To be done: Copy out every line in which the string "accent" occurs.

Entries:
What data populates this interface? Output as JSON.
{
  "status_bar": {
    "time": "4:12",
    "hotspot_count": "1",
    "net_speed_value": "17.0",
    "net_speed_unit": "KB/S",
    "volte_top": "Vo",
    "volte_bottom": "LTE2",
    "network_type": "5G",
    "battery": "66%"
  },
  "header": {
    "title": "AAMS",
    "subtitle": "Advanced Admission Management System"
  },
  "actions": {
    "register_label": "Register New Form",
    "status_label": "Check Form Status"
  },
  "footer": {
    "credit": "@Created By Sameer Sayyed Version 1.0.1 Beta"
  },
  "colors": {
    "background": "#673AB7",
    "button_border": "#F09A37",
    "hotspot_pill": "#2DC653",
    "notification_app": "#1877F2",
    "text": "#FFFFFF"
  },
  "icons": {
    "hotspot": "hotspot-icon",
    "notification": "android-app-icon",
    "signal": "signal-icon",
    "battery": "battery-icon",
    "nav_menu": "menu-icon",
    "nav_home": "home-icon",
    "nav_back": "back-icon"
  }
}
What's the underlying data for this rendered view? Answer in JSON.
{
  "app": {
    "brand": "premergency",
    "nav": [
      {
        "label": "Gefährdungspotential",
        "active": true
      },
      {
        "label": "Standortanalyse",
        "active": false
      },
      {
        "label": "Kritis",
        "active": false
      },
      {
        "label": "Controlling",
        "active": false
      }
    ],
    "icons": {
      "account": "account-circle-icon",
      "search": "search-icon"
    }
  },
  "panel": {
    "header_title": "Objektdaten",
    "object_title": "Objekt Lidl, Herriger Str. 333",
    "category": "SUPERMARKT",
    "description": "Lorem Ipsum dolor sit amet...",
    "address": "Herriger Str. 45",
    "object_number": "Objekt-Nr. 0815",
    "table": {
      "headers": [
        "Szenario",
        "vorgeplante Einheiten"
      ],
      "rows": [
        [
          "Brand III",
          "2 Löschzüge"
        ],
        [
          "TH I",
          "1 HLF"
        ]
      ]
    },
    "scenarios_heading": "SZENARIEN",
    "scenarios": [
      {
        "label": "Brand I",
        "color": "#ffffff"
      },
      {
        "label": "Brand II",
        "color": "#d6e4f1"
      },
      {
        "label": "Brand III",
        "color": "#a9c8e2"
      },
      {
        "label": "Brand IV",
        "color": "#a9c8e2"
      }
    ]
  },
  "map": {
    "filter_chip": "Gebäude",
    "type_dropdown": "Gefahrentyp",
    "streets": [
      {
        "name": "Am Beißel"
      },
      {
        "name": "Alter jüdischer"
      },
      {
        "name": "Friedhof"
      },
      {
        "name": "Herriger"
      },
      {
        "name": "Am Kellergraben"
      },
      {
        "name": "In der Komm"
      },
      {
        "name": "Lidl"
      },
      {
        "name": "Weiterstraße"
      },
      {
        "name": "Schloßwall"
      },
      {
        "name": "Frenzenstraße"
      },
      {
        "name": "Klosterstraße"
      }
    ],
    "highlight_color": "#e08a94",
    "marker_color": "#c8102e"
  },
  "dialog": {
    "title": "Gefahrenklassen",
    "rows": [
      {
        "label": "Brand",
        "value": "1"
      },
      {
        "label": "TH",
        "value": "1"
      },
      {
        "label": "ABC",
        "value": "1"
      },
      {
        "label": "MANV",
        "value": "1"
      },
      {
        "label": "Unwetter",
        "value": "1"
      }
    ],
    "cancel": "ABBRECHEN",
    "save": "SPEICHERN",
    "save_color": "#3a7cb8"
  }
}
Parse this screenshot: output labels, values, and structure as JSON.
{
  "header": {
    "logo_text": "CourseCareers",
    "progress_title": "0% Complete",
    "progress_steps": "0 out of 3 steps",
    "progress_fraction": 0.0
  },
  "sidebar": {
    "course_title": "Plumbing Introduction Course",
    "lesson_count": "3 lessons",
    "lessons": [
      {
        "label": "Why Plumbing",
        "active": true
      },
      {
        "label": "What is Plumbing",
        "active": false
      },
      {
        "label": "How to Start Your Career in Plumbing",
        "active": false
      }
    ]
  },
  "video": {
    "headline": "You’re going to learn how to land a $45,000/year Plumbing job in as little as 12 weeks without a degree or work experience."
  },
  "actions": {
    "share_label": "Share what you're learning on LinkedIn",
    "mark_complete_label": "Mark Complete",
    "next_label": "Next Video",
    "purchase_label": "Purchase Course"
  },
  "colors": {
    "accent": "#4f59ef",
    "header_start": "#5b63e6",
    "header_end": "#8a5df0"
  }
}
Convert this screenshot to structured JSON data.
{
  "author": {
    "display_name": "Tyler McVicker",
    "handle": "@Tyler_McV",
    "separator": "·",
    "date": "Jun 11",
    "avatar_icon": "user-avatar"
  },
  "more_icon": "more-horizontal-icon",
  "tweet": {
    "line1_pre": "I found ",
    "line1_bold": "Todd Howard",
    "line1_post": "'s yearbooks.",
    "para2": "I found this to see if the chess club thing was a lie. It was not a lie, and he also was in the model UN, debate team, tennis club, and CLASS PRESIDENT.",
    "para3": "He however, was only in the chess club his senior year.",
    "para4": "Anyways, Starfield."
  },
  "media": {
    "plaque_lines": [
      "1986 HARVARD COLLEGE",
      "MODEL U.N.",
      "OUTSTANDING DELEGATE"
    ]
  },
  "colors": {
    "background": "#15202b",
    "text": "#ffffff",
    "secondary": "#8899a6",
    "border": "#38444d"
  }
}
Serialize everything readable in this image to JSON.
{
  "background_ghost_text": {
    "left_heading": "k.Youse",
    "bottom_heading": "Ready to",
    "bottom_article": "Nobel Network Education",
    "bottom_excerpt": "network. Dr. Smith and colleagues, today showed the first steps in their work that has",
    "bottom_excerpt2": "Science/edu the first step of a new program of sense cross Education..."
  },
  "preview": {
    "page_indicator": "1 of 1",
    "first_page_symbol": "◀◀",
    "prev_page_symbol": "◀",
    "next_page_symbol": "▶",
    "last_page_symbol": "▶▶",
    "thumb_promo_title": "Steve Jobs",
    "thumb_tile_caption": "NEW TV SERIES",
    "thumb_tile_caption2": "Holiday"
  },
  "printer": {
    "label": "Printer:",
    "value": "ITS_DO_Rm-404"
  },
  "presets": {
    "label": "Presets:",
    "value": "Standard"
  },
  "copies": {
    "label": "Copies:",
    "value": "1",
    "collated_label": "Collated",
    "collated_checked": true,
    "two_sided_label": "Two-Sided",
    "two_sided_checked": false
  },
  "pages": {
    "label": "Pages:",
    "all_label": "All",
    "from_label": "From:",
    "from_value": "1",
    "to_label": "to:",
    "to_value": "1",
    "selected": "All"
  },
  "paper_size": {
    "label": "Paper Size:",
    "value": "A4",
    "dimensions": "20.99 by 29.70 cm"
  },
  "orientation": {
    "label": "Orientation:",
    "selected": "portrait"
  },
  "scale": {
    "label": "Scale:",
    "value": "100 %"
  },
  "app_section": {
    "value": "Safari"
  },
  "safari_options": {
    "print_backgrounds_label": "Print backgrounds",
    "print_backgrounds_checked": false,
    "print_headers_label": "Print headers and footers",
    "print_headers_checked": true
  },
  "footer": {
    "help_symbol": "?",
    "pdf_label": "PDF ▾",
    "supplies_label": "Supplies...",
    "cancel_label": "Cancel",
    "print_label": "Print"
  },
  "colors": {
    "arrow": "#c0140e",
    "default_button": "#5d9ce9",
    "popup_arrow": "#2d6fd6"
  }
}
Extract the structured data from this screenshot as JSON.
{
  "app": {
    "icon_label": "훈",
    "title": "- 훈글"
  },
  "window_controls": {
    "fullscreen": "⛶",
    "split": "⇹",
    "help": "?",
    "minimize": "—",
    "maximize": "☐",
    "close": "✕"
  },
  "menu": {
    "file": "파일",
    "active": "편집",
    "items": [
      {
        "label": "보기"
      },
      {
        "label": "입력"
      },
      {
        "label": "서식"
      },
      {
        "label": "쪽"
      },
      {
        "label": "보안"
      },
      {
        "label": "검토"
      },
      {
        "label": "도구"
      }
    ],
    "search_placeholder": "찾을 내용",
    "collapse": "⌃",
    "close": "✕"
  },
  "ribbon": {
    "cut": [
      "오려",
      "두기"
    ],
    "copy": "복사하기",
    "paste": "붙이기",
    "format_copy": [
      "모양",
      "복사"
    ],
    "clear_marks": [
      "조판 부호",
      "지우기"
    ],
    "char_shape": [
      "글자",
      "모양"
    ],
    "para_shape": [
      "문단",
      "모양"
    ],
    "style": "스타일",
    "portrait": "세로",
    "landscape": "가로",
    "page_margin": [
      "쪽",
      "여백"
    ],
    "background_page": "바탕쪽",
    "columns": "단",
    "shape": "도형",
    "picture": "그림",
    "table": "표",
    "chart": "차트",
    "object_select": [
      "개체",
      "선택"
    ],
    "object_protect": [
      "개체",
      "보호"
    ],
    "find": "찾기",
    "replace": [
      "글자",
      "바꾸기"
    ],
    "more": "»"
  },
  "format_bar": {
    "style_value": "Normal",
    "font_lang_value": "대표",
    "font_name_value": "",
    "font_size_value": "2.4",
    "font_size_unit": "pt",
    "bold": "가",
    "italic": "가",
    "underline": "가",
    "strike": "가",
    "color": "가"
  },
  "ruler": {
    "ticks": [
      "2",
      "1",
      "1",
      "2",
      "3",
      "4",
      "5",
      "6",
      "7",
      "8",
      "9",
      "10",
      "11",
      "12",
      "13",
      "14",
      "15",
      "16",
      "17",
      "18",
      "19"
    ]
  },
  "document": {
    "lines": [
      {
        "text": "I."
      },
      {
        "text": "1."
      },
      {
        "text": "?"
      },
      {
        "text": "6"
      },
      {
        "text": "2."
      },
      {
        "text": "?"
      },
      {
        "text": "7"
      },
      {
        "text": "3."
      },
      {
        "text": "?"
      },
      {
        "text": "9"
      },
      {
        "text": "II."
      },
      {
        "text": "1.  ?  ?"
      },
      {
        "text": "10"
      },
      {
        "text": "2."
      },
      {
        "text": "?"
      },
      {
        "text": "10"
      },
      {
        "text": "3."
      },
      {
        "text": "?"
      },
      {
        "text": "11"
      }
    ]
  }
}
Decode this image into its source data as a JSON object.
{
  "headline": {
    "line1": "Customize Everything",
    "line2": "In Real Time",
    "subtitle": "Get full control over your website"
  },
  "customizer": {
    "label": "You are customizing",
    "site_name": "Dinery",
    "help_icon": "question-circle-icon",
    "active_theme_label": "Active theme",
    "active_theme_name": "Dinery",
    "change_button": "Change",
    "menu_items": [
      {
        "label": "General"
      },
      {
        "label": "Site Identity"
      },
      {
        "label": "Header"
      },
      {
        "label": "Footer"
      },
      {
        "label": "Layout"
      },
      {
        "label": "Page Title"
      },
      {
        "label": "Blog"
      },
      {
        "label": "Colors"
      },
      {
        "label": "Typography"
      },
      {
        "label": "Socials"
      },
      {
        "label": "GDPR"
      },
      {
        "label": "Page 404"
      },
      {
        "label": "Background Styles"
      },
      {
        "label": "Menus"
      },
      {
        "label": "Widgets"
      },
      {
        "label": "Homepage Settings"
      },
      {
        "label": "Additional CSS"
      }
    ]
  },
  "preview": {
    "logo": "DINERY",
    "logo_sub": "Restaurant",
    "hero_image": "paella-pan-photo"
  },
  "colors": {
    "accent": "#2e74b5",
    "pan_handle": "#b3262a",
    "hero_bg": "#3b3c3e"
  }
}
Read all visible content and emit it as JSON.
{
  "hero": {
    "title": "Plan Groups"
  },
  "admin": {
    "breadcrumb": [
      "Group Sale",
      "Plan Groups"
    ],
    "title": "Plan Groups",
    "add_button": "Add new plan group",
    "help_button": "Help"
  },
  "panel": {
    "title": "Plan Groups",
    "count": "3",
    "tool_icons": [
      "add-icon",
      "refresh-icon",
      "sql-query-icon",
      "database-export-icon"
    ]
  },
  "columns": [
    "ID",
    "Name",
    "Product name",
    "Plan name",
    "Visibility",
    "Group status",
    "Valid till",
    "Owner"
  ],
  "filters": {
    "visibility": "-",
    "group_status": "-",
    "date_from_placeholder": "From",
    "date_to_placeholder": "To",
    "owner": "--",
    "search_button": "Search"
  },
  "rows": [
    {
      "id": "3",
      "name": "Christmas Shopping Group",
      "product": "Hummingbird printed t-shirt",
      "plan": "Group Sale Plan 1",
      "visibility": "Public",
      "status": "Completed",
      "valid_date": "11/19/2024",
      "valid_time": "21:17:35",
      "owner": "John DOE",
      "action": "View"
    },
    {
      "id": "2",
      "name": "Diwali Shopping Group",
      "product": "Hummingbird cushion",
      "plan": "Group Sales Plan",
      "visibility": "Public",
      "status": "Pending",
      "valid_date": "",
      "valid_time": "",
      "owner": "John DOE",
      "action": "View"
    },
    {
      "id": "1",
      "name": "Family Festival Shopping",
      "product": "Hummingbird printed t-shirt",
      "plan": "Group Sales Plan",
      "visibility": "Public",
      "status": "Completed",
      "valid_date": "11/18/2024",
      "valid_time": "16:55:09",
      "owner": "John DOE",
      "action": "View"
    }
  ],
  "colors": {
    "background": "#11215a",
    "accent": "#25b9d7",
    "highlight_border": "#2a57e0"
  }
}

Exercise answer:
    "accent": "#4f59ef",
    "accent": "#2e74b5",
    "accent": "#25b9d7",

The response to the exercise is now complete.